## BEGIN

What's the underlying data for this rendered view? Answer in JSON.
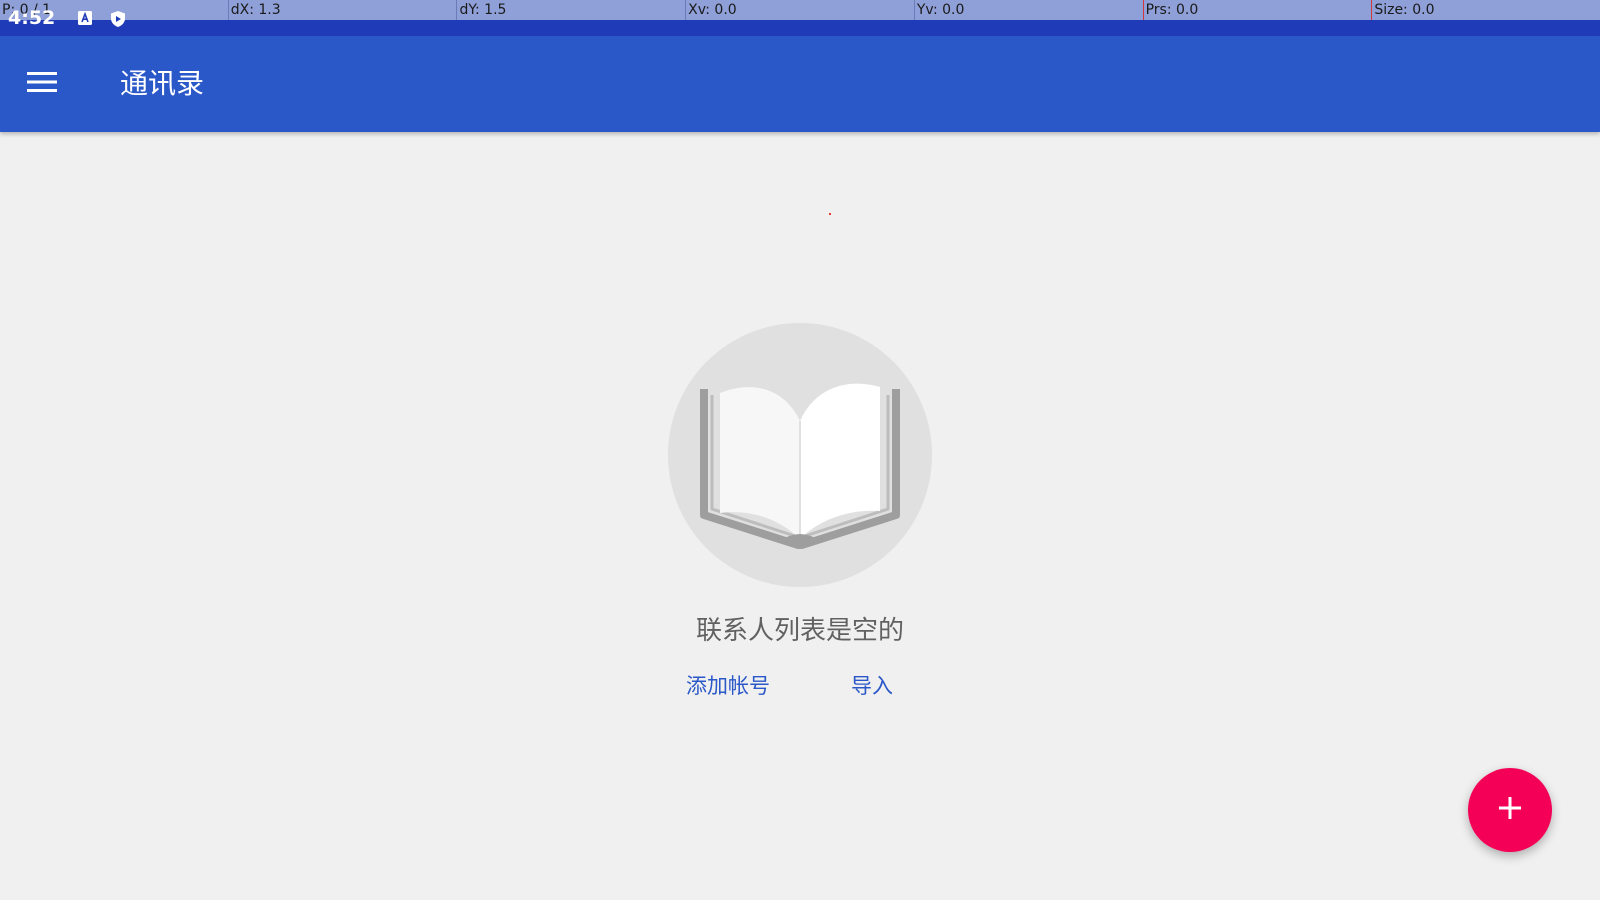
{
  "debug_overlay": {
    "cells": [
      "P: 0 / 1",
      "dX: 1.3",
      "dY: 1.5",
      "Xv: 0.0",
      "Yv: 0.0",
      "Prs: 0.0",
      "Size: 0.0"
    ]
  },
  "status_bar": {
    "time": "4:52",
    "icons": [
      "keyboard-a-icon",
      "play-protect-icon"
    ]
  },
  "app_bar": {
    "menu_icon": "hamburger-menu-icon",
    "title": "通讯录"
  },
  "empty_state": {
    "illustration_icon": "open-book-icon",
    "message": "联系人列表是空的",
    "add_account_label": "添加帐号",
    "import_label": "导入"
  },
  "fab": {
    "icon": "plus-icon"
  },
  "colors": {
    "status_bar": "#1f3bb8",
    "app_bar": "#2b58c8",
    "background": "#f0f0f0",
    "accent": "#f50057",
    "link": "#2b58c8",
    "debug_bar": "#8fa0d8"
  }
}
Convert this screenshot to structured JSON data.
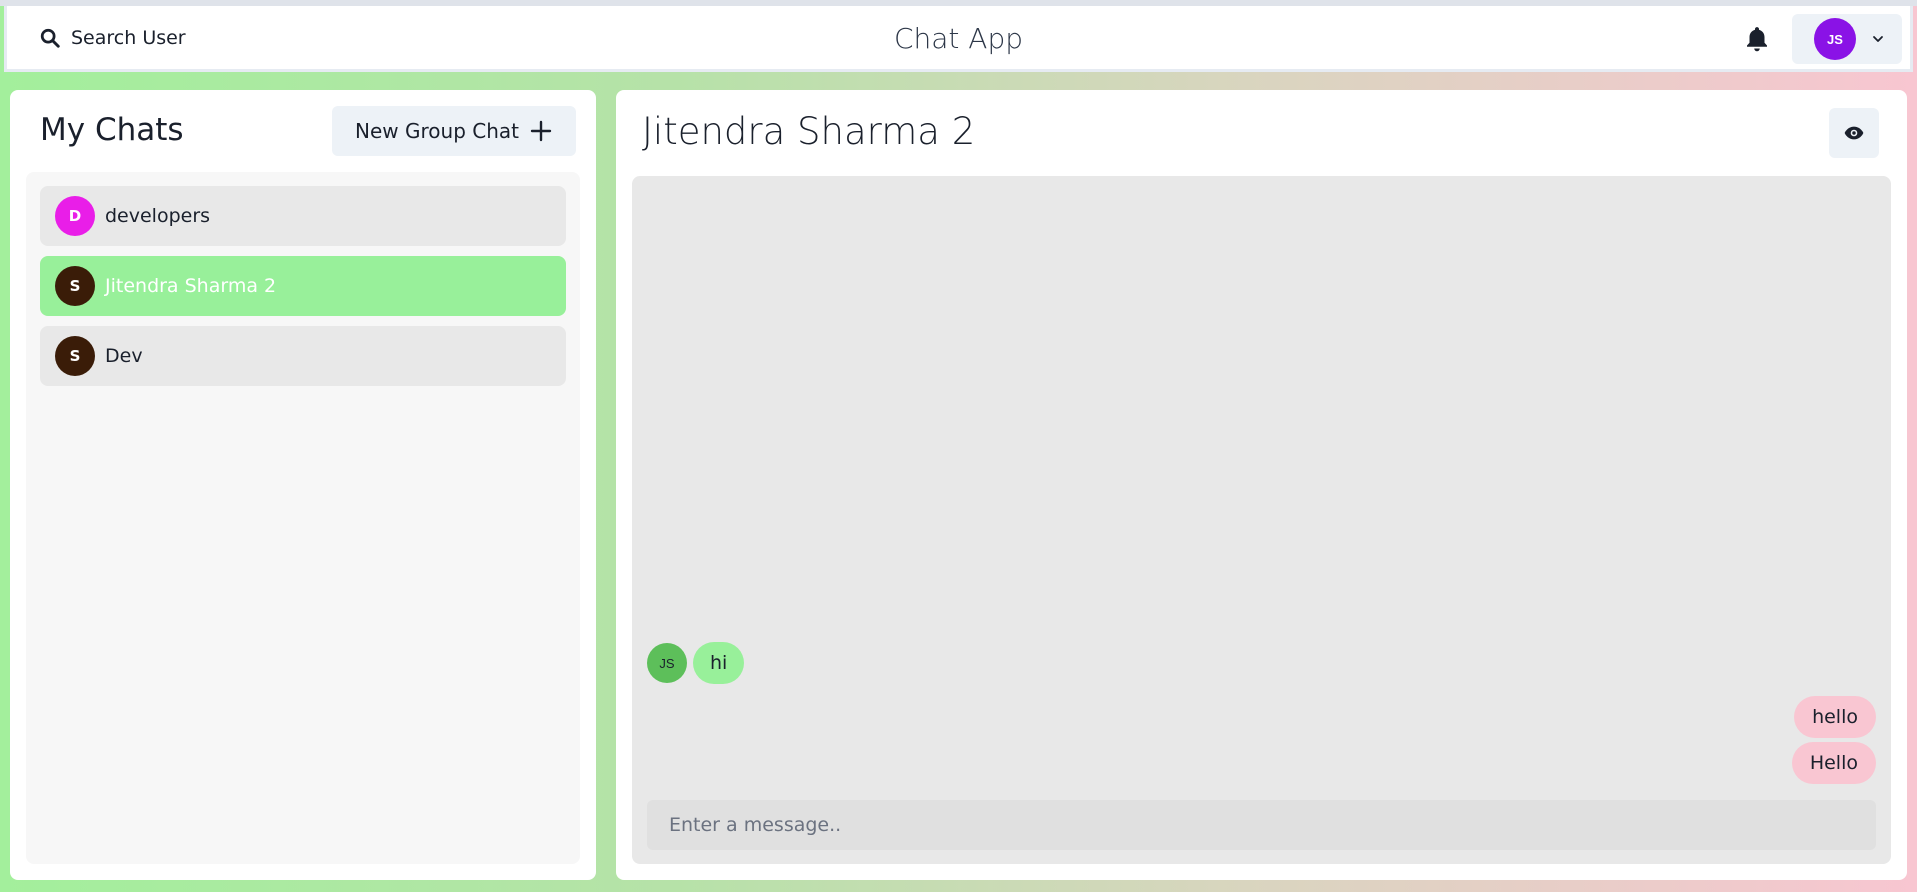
{
  "header": {
    "search_label": "Search User",
    "app_title": "Chat App",
    "profile_initials": "JS"
  },
  "sidebar": {
    "title": "My Chats",
    "new_group_label": "New Group Chat",
    "chats": [
      {
        "name": "developers",
        "avatar": "D",
        "avatar_color": "#e91ee8",
        "active": false
      },
      {
        "name": "Jitendra Sharma 2",
        "avatar": "S",
        "avatar_color": "#3a1c08",
        "active": true
      },
      {
        "name": "Dev",
        "avatar": "S",
        "avatar_color": "#3a1c08",
        "active": false
      }
    ]
  },
  "conversation": {
    "title": "Jitendra Sharma 2",
    "messages": [
      {
        "text": "hi",
        "from": "other",
        "avatar": "JS"
      },
      {
        "text": "hello",
        "from": "me"
      },
      {
        "text": "Hello",
        "from": "me"
      }
    ],
    "input_placeholder": "Enter a message.."
  },
  "colors": {
    "active_chat": "#98f09a",
    "my_bubble": "#f9c6d2",
    "their_bubble": "#98f09a",
    "profile_avatar": "#8a12e6"
  }
}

## END

*Exercise instructions*. Leave out the pictures and print each record exactly as it stands.

*Result of this task*.
What's the underlying data for this rendered view? Answer in JSON.
{
  "debug_overlay": {
    "cells": [
      "P: 0 / 1",
      "dX: 1.3",
      "dY: 1.5",
      "Xv: 0.0",
      "Yv: 0.0",
      "Prs: 0.0",
      "Size: 0.0"
    ]
  },
  "status_bar": {
    "time": "4:52",
    "icons": [
      "keyboard-a-icon",
      "play-protect-icon"
    ]
  },
  "app_bar": {
    "menu_icon": "hamburger-menu-icon",
    "title": "通讯录"
  },
  "empty_state": {
    "illustration_icon": "open-book-icon",
    "message": "联系人列表是空的",
    "add_account_label": "添加帐号",
    "import_label": "导入"
  },
  "fab": {
    "icon": "plus-icon"
  },
  "colors": {
    "status_bar": "#1f3bb8",
    "app_bar": "#2b58c8",
    "background": "#f0f0f0",
    "accent": "#f50057",
    "link": "#2b58c8",
    "debug_bar": "#8fa0d8"
  }
}
Convert this screenshot to structured JSON data.
{
  "header": {
    "search_label": "Search User",
    "app_title": "Chat App",
    "profile_initials": "JS"
  },
  "sidebar": {
    "title": "My Chats",
    "new_group_label": "New Group Chat",
    "chats": [
      {
        "name": "developers",
        "avatar": "D",
        "avatar_color": "#e91ee8",
        "active": false
      },
      {
        "name": "Jitendra Sharma 2",
        "avatar": "S",
        "avatar_color": "#3a1c08",
        "active": true
      },
      {
        "name": "Dev",
        "avatar": "S",
        "avatar_color": "#3a1c08",
        "active": false
      }
    ]
  },
  "conversation": {
    "title": "Jitendra Sharma 2",
    "messages": [
      {
        "text": "hi",
        "from": "other",
        "avatar": "JS"
      },
      {
        "text": "hello",
        "from": "me"
      },
      {
        "text": "Hello",
        "from": "me"
      }
    ],
    "input_placeholder": "Enter a message.."
  },
  "colors": {
    "active_chat": "#98f09a",
    "my_bubble": "#f9c6d2",
    "their_bubble": "#98f09a",
    "profile_avatar": "#8a12e6"
  }
}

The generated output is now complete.